> _Task prompt_: Locate the string "JSON" in the records below. Copy every line where it occurs.
==== Provided records ====
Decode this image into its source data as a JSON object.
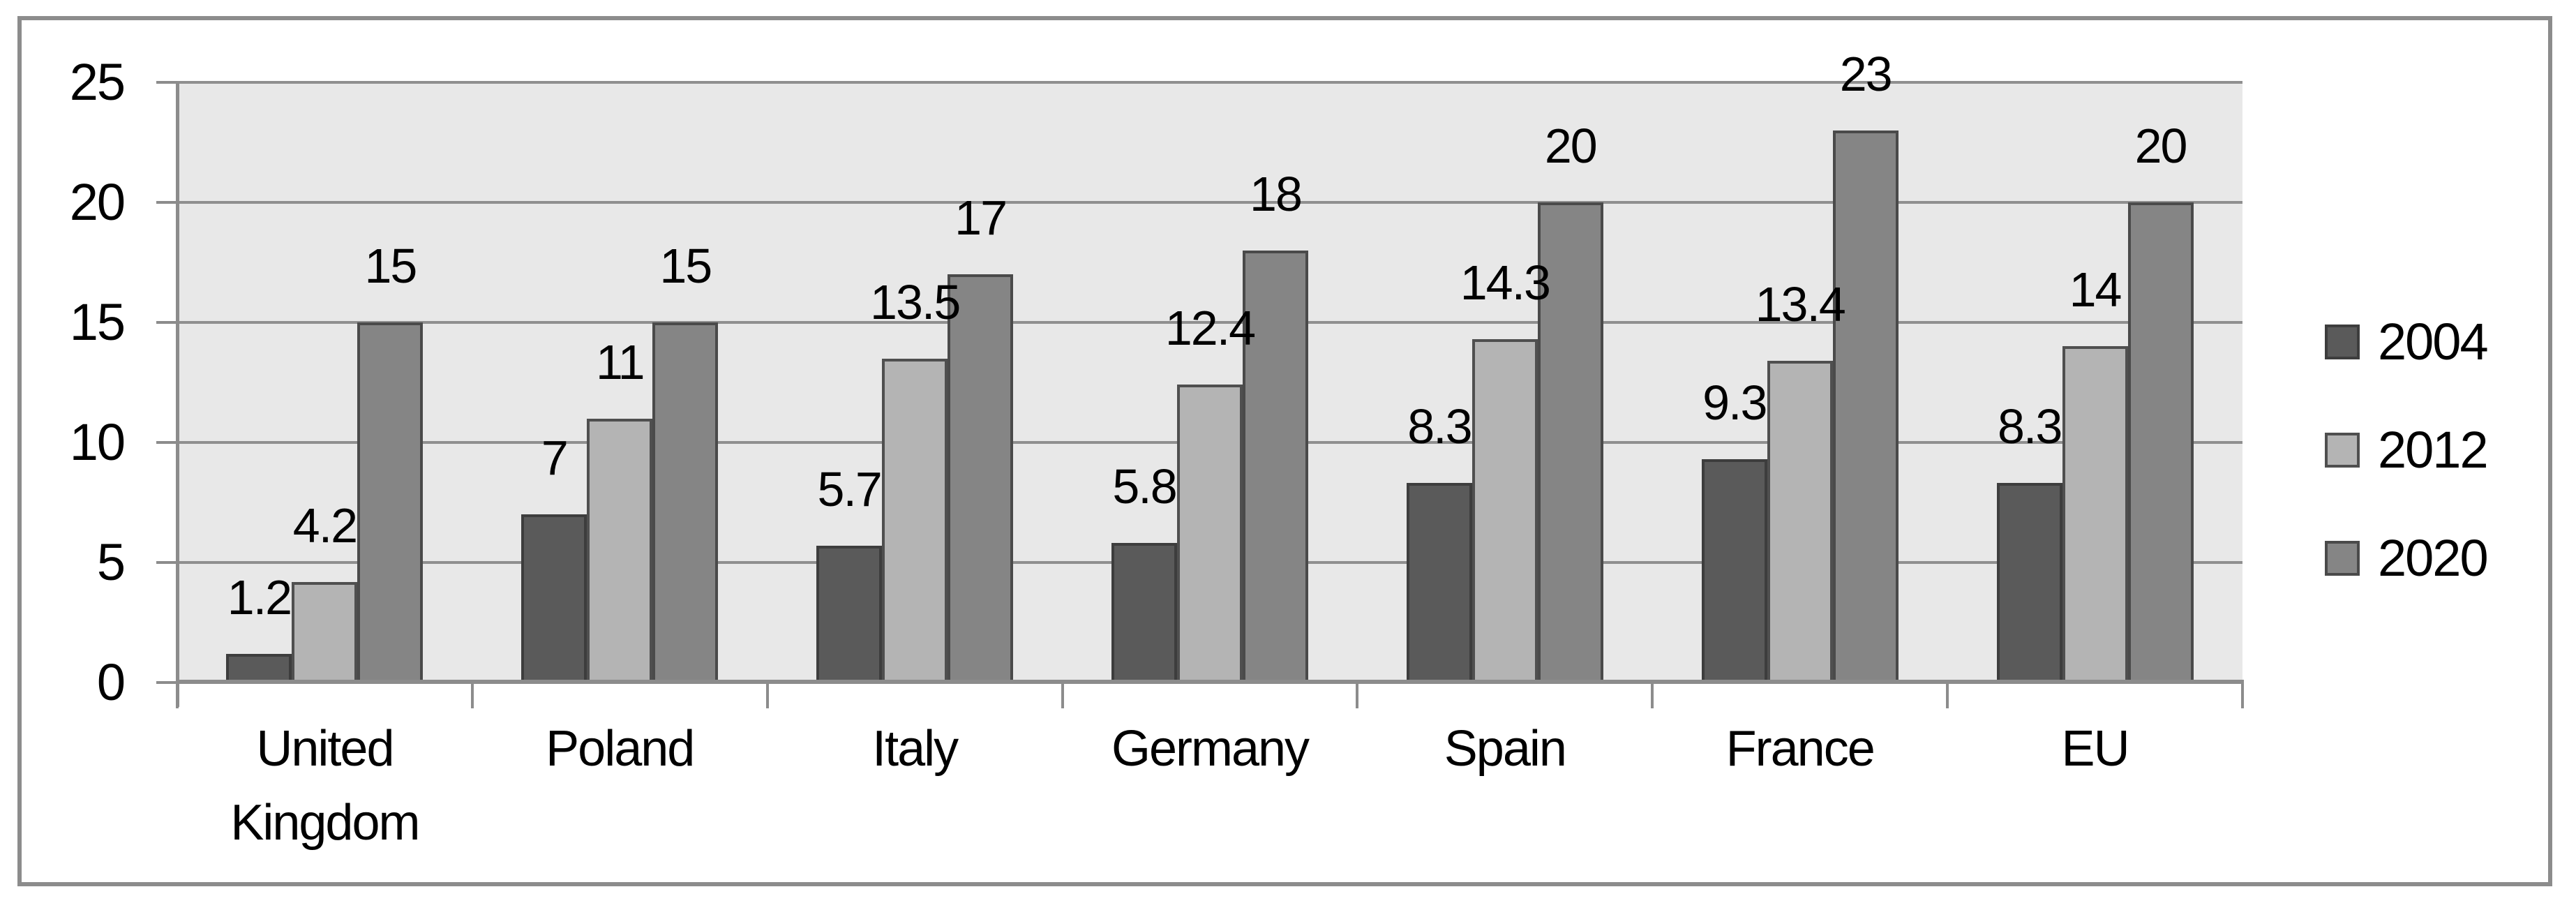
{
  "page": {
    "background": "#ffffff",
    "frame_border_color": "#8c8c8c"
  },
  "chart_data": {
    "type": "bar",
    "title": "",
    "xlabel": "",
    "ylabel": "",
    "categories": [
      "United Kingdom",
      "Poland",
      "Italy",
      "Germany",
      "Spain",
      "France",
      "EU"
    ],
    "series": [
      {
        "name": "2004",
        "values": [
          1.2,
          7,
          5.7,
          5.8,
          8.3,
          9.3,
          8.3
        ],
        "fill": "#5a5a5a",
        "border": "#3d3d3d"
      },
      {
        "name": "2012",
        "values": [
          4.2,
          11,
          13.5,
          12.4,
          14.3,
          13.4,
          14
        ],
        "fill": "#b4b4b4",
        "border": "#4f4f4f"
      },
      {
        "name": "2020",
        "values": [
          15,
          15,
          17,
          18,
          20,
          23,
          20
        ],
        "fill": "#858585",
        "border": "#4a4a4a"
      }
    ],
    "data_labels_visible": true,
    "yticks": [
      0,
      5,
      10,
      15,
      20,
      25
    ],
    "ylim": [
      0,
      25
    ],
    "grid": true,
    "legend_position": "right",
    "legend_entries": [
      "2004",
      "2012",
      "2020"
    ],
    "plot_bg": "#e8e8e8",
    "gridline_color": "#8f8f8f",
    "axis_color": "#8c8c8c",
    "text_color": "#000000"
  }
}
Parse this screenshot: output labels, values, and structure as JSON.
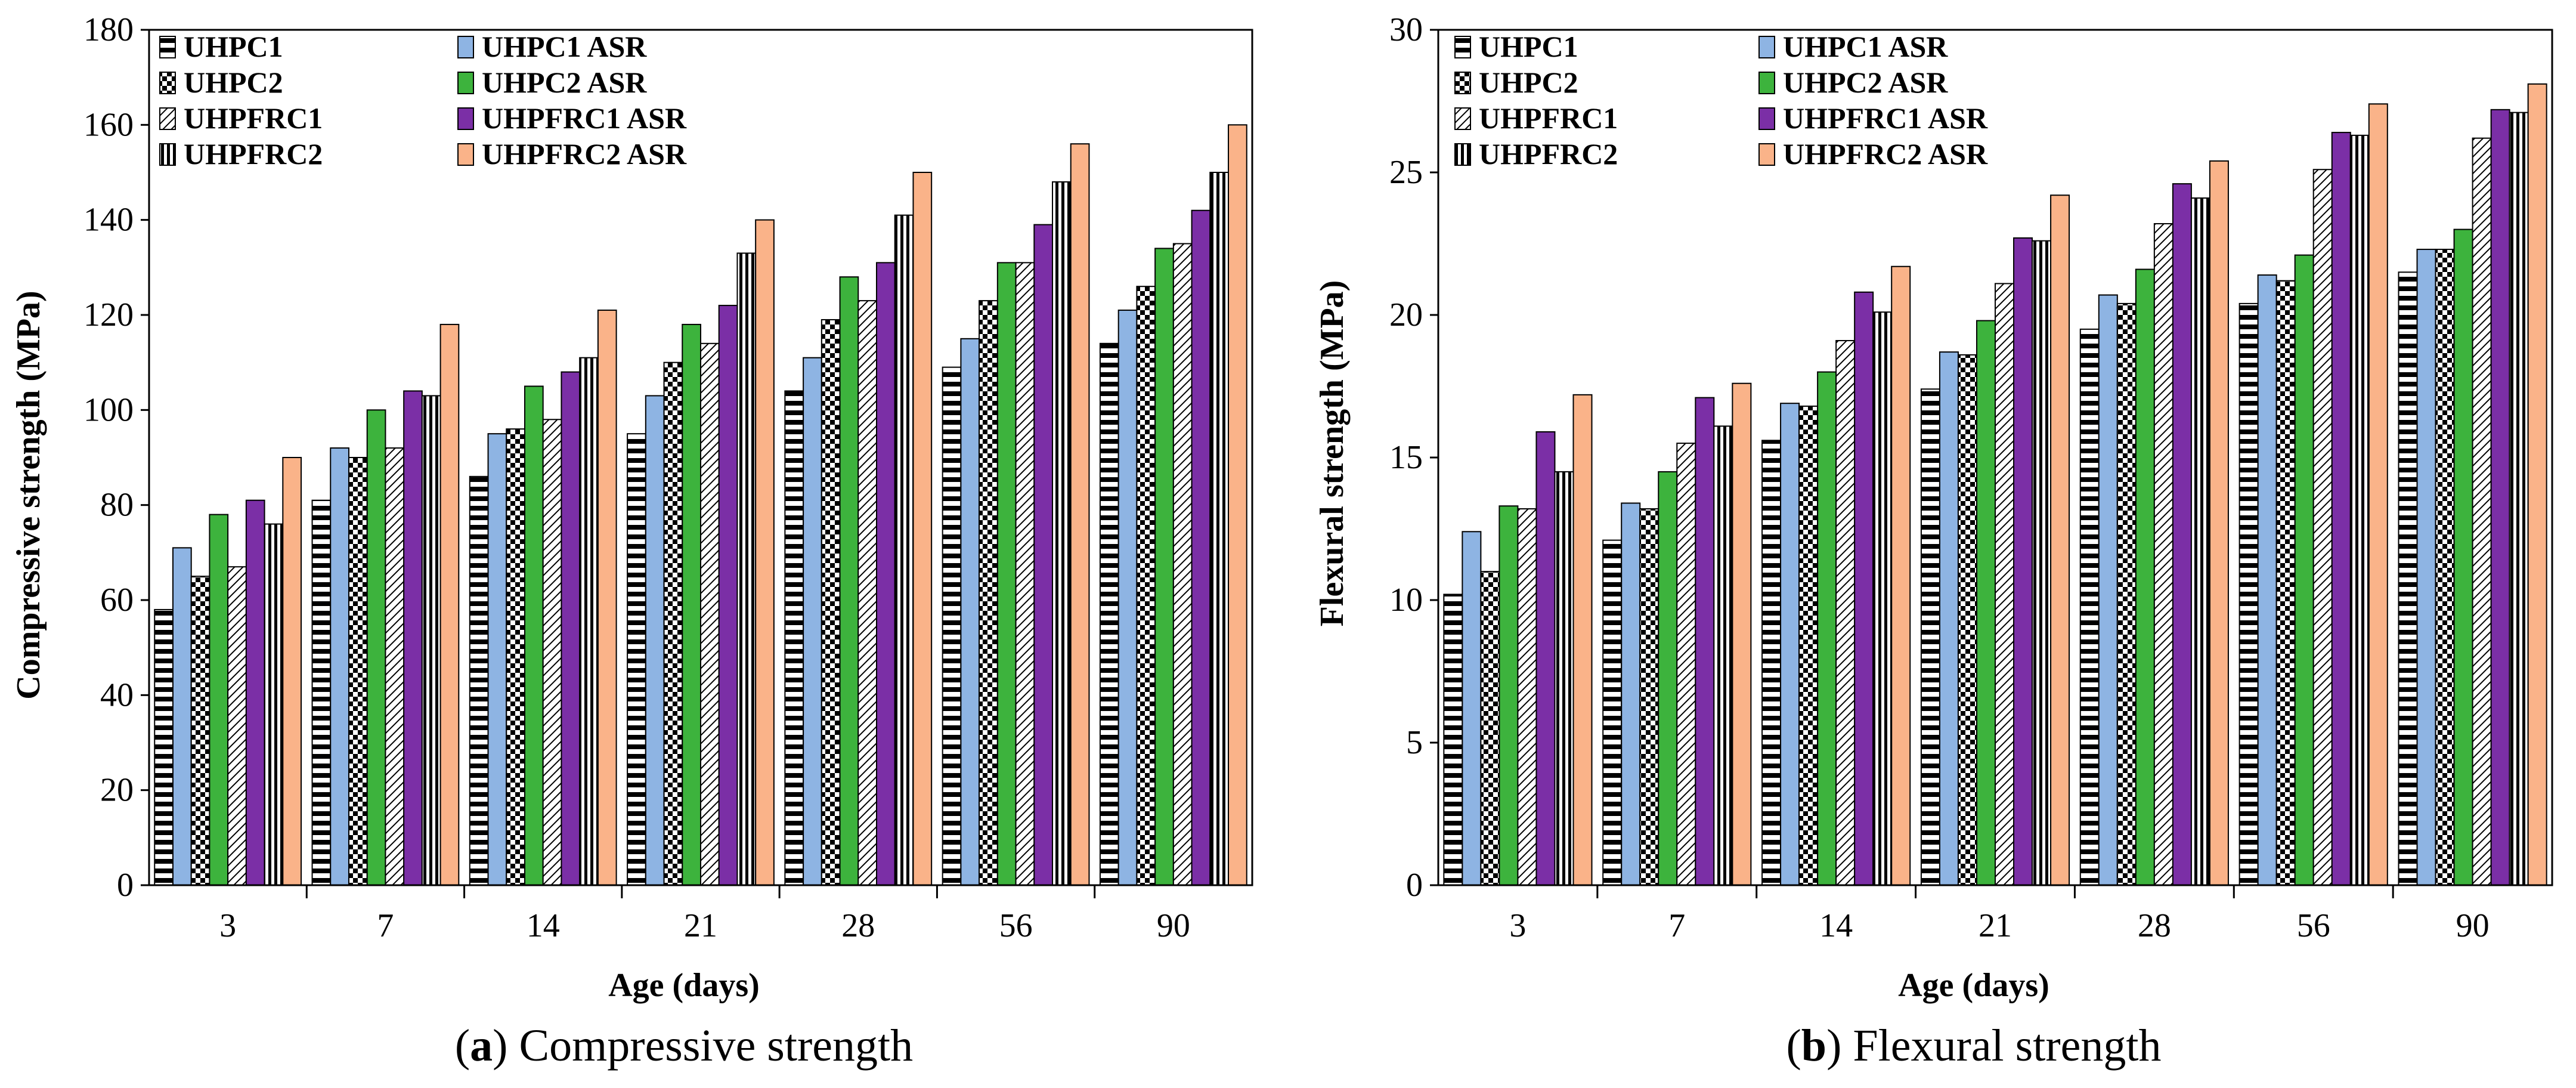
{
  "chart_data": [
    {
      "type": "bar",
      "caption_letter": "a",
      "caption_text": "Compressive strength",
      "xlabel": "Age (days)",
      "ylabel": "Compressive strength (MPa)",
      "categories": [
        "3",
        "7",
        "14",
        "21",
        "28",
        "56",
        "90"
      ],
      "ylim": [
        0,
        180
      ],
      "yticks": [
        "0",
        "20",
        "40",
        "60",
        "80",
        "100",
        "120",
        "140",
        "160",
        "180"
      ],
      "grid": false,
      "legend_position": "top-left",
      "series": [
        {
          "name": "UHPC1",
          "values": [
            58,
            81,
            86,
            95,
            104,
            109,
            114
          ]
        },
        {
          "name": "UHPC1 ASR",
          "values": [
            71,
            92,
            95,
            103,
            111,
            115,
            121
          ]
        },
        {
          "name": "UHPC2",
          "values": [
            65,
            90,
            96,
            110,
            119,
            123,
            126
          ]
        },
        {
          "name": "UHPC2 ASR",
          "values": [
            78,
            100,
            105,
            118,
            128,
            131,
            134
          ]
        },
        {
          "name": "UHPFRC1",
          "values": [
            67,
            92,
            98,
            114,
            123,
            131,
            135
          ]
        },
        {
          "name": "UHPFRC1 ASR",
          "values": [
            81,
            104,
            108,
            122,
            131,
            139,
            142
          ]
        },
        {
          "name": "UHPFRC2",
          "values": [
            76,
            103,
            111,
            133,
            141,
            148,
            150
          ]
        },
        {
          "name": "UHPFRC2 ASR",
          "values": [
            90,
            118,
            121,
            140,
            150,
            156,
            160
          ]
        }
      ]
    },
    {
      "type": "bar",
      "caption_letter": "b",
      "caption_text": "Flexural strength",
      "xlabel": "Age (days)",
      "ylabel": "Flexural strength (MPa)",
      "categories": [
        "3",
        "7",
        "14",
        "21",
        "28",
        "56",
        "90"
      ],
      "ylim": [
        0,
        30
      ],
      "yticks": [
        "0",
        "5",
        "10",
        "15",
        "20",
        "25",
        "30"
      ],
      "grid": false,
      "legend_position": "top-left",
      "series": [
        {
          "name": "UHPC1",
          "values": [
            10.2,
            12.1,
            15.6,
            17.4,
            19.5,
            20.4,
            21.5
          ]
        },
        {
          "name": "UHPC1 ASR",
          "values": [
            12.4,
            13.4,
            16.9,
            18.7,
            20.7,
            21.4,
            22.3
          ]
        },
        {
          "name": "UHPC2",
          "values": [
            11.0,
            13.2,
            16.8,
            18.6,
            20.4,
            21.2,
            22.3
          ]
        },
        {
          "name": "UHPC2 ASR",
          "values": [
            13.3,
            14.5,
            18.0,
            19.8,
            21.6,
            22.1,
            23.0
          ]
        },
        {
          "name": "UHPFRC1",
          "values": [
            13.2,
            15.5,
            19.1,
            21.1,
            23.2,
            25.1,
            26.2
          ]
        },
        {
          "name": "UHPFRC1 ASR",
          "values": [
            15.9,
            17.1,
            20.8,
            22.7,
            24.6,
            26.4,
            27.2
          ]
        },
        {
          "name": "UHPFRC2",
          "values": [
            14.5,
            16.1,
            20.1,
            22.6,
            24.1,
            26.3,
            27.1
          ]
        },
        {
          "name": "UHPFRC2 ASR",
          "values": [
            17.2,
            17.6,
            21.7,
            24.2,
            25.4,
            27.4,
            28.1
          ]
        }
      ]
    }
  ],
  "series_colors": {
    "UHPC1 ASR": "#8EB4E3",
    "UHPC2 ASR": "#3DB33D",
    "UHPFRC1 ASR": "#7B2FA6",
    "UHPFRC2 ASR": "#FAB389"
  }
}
====
> _Correct response_:
Decode this image into its source data as a JSON object.
Parse this screenshot: output labels, values, and structure as JSON.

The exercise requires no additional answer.